*Requirements*.
Set down the material below in full, matching it exactly.

Stored records
------------------------------

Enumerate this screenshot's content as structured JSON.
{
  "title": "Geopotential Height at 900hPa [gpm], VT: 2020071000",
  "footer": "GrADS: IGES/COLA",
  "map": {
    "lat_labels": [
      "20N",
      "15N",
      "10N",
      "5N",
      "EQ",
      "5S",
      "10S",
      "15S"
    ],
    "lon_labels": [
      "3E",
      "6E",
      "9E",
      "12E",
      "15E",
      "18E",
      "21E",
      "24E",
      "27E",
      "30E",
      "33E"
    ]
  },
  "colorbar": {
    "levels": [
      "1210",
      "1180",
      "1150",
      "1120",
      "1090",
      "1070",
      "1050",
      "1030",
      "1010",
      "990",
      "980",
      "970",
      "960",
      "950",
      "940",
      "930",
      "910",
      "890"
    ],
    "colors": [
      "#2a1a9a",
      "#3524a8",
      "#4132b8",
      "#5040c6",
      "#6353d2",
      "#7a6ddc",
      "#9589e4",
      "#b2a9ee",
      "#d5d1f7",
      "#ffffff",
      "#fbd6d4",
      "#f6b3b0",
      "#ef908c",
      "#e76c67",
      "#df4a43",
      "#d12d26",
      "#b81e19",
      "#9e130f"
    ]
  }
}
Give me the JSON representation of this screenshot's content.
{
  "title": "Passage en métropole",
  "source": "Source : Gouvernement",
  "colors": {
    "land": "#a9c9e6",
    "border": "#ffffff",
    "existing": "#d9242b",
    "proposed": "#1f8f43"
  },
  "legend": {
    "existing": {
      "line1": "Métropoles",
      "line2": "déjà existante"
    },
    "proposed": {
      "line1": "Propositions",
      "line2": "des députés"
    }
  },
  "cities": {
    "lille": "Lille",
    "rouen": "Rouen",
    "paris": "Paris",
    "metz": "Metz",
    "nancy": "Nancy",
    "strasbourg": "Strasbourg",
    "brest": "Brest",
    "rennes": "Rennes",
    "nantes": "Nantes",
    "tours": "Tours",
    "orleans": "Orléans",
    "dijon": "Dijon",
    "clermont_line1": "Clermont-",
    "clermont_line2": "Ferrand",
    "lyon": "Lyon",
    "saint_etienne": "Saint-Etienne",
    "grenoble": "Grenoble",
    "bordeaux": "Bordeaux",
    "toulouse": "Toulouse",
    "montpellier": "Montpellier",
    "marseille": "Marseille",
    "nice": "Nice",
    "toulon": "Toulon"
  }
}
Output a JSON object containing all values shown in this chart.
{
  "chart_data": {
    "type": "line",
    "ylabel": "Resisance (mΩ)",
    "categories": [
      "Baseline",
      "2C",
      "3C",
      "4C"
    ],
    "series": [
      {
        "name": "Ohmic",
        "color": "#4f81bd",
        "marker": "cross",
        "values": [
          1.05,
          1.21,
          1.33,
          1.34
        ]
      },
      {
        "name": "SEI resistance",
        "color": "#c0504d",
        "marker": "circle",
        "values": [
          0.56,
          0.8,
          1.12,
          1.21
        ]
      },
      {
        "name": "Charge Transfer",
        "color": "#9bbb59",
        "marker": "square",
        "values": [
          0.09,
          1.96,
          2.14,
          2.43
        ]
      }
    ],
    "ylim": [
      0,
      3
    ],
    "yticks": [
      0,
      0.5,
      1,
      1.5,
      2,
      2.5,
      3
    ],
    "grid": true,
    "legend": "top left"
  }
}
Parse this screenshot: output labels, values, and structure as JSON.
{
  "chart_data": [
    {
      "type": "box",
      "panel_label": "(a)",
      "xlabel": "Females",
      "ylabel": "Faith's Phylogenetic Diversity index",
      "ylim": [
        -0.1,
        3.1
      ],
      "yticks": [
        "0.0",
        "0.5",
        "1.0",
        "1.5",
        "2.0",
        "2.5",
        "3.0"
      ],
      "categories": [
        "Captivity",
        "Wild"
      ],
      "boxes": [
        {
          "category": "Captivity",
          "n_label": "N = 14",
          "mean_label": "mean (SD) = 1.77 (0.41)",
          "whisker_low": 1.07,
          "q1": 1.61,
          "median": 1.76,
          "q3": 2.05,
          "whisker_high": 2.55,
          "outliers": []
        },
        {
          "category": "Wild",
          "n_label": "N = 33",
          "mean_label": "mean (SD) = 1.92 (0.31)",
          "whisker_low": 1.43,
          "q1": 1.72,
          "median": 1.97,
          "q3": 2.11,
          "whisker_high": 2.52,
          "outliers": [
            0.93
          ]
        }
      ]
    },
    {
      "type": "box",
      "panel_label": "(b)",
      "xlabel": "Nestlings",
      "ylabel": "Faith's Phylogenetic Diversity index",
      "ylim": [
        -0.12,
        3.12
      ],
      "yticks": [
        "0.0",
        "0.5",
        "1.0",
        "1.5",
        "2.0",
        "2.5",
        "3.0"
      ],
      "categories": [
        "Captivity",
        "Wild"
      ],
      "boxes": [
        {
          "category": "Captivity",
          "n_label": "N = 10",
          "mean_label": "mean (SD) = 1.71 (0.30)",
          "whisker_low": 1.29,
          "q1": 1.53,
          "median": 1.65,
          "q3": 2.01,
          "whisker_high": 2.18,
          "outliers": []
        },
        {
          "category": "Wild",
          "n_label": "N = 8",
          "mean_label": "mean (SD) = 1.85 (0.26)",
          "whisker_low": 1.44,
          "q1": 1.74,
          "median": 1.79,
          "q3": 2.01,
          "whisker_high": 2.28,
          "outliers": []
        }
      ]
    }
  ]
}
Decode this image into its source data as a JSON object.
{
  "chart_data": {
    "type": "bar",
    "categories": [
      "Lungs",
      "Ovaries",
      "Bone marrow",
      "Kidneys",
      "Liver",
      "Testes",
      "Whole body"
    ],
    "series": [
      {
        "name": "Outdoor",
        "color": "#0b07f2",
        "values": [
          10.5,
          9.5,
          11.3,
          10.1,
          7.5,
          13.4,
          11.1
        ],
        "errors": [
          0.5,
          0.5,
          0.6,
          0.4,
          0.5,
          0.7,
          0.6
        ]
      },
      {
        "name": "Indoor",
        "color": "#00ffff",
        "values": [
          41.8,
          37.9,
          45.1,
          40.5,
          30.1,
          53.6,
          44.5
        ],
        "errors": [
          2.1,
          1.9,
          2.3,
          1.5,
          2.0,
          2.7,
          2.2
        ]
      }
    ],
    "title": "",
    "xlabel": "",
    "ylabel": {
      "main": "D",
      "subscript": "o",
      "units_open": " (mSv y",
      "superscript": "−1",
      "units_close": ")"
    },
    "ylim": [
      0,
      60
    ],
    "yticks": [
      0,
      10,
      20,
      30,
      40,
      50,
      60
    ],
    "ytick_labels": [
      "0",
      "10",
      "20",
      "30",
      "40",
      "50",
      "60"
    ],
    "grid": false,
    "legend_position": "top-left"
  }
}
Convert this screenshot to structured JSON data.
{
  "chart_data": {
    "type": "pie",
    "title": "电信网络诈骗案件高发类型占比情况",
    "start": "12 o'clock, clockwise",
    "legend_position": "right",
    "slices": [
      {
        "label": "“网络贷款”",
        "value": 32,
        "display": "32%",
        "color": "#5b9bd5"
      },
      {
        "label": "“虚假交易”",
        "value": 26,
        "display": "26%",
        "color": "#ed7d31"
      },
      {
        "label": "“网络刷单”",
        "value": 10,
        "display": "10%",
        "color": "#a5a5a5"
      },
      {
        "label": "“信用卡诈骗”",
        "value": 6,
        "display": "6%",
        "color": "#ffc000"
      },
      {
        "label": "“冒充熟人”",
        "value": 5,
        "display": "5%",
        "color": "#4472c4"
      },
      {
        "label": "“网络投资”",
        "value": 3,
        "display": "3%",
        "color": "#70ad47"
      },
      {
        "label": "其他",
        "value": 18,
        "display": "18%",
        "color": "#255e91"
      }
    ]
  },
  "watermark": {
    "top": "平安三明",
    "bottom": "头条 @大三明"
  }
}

------------------------------

*Response to this exercise*.
Enumerate this screenshot's content as structured JSON.
{
  "title": "Geopotential Height at 900hPa [gpm], VT: 2020071000",
  "footer": "GrADS: IGES/COLA",
  "map": {
    "lat_labels": [
      "20N",
      "15N",
      "10N",
      "5N",
      "EQ",
      "5S",
      "10S",
      "15S"
    ],
    "lon_labels": [
      "3E",
      "6E",
      "9E",
      "12E",
      "15E",
      "18E",
      "21E",
      "24E",
      "27E",
      "30E",
      "33E"
    ]
  },
  "colorbar": {
    "levels": [
      "1210",
      "1180",
      "1150",
      "1120",
      "1090",
      "1070",
      "1050",
      "1030",
      "1010",
      "990",
      "980",
      "970",
      "960",
      "950",
      "940",
      "930",
      "910",
      "890"
    ],
    "colors": [
      "#2a1a9a",
      "#3524a8",
      "#4132b8",
      "#5040c6",
      "#6353d2",
      "#7a6ddc",
      "#9589e4",
      "#b2a9ee",
      "#d5d1f7",
      "#ffffff",
      "#fbd6d4",
      "#f6b3b0",
      "#ef908c",
      "#e76c67",
      "#df4a43",
      "#d12d26",
      "#b81e19",
      "#9e130f"
    ]
  }
}
Give me the JSON representation of this screenshot's content.
{
  "title": "Passage en métropole",
  "source": "Source : Gouvernement",
  "colors": {
    "land": "#a9c9e6",
    "border": "#ffffff",
    "existing": "#d9242b",
    "proposed": "#1f8f43"
  },
  "legend": {
    "existing": {
      "line1": "Métropoles",
      "line2": "déjà existante"
    },
    "proposed": {
      "line1": "Propositions",
      "line2": "des députés"
    }
  },
  "cities": {
    "lille": "Lille",
    "rouen": "Rouen",
    "paris": "Paris",
    "metz": "Metz",
    "nancy": "Nancy",
    "strasbourg": "Strasbourg",
    "brest": "Brest",
    "rennes": "Rennes",
    "nantes": "Nantes",
    "tours": "Tours",
    "orleans": "Orléans",
    "dijon": "Dijon",
    "clermont_line1": "Clermont-",
    "clermont_line2": "Ferrand",
    "lyon": "Lyon",
    "saint_etienne": "Saint-Etienne",
    "grenoble": "Grenoble",
    "bordeaux": "Bordeaux",
    "toulouse": "Toulouse",
    "montpellier": "Montpellier",
    "marseille": "Marseille",
    "nice": "Nice",
    "toulon": "Toulon"
  }
}
Output a JSON object containing all values shown in this chart.
{
  "chart_data": {
    "type": "line",
    "ylabel": "Resisance (mΩ)",
    "categories": [
      "Baseline",
      "2C",
      "3C",
      "4C"
    ],
    "series": [
      {
        "name": "Ohmic",
        "color": "#4f81bd",
        "marker": "cross",
        "values": [
          1.05,
          1.21,
          1.33,
          1.34
        ]
      },
      {
        "name": "SEI resistance",
        "color": "#c0504d",
        "marker": "circle",
        "values": [
          0.56,
          0.8,
          1.12,
          1.21
        ]
      },
      {
        "name": "Charge Transfer",
        "color": "#9bbb59",
        "marker": "square",
        "values": [
          0.09,
          1.96,
          2.14,
          2.43
        ]
      }
    ],
    "ylim": [
      0,
      3
    ],
    "yticks": [
      0,
      0.5,
      1,
      1.5,
      2,
      2.5,
      3
    ],
    "grid": true,
    "legend": "top left"
  }
}
Parse this screenshot: output labels, values, and structure as JSON.
{
  "chart_data": [
    {
      "type": "box",
      "panel_label": "(a)",
      "xlabel": "Females",
      "ylabel": "Faith's Phylogenetic Diversity index",
      "ylim": [
        -0.1,
        3.1
      ],
      "yticks": [
        "0.0",
        "0.5",
        "1.0",
        "1.5",
        "2.0",
        "2.5",
        "3.0"
      ],
      "categories": [
        "Captivity",
        "Wild"
      ],
      "boxes": [
        {
          "category": "Captivity",
          "n_label": "N = 14",
          "mean_label": "mean (SD) = 1.77 (0.41)",
          "whisker_low": 1.07,
          "q1": 1.61,
          "median": 1.76,
          "q3": 2.05,
          "whisker_high": 2.55,
          "outliers": []
        },
        {
          "category": "Wild",
          "n_label": "N = 33",
          "mean_label": "mean (SD) = 1.92 (0.31)",
          "whisker_low": 1.43,
          "q1": 1.72,
          "median": 1.97,
          "q3": 2.11,
          "whisker_high": 2.52,
          "outliers": [
            0.93
          ]
        }
      ]
    },
    {
      "type": "box",
      "panel_label": "(b)",
      "xlabel": "Nestlings",
      "ylabel": "Faith's Phylogenetic Diversity index",
      "ylim": [
        -0.12,
        3.12
      ],
      "yticks": [
        "0.0",
        "0.5",
        "1.0",
        "1.5",
        "2.0",
        "2.5",
        "3.0"
      ],
      "categories": [
        "Captivity",
        "Wild"
      ],
      "boxes": [
        {
          "category": "Captivity",
          "n_label": "N = 10",
          "mean_label": "mean (SD) = 1.71 (0.30)",
          "whisker_low": 1.29,
          "q1": 1.53,
          "median": 1.65,
          "q3": 2.01,
          "whisker_high": 2.18,
          "outliers": []
        },
        {
          "category": "Wild",
          "n_label": "N = 8",
          "mean_label": "mean (SD) = 1.85 (0.26)",
          "whisker_low": 1.44,
          "q1": 1.74,
          "median": 1.79,
          "q3": 2.01,
          "whisker_high": 2.28,
          "outliers": []
        }
      ]
    }
  ]
}
Decode this image into its source data as a JSON object.
{
  "chart_data": {
    "type": "bar",
    "categories": [
      "Lungs",
      "Ovaries",
      "Bone marrow",
      "Kidneys",
      "Liver",
      "Testes",
      "Whole body"
    ],
    "series": [
      {
        "name": "Outdoor",
        "color": "#0b07f2",
        "values": [
          10.5,
          9.5,
          11.3,
          10.1,
          7.5,
          13.4,
          11.1
        ],
        "errors": [
          0.5,
          0.5,
          0.6,
          0.4,
          0.5,
          0.7,
          0.6
        ]
      },
      {
        "name": "Indoor",
        "color": "#00ffff",
        "values": [
          41.8,
          37.9,
          45.1,
          40.5,
          30.1,
          53.6,
          44.5
        ],
        "errors": [
          2.1,
          1.9,
          2.3,
          1.5,
          2.0,
          2.7,
          2.2
        ]
      }
    ],
    "title": "",
    "xlabel": "",
    "ylabel": {
      "main": "D",
      "subscript": "o",
      "units_open": " (mSv y",
      "superscript": "−1",
      "units_close": ")"
    },
    "ylim": [
      0,
      60
    ],
    "yticks": [
      0,
      10,
      20,
      30,
      40,
      50,
      60
    ],
    "ytick_labels": [
      "0",
      "10",
      "20",
      "30",
      "40",
      "50",
      "60"
    ],
    "grid": false,
    "legend_position": "top-left"
  }
}
Convert this screenshot to structured JSON data.
{
  "chart_data": {
    "type": "pie",
    "title": "电信网络诈骗案件高发类型占比情况",
    "start": "12 o'clock, clockwise",
    "legend_position": "right",
    "slices": [
      {
        "label": "“网络贷款”",
        "value": 32,
        "display": "32%",
        "color": "#5b9bd5"
      },
      {
        "label": "“虚假交易”",
        "value": 26,
        "display": "26%",
        "color": "#ed7d31"
      },
      {
        "label": "“网络刷单”",
        "value": 10,
        "display": "10%",
        "color": "#a5a5a5"
      },
      {
        "label": "“信用卡诈骗”",
        "value": 6,
        "display": "6%",
        "color": "#ffc000"
      },
      {
        "label": "“冒充熟人”",
        "value": 5,
        "display": "5%",
        "color": "#4472c4"
      },
      {
        "label": "“网络投资”",
        "value": 3,
        "display": "3%",
        "color": "#70ad47"
      },
      {
        "label": "其他",
        "value": 18,
        "display": "18%",
        "color": "#255e91"
      }
    ]
  },
  "watermark": {
    "top": "平安三明",
    "bottom": "头条 @大三明"
  }
}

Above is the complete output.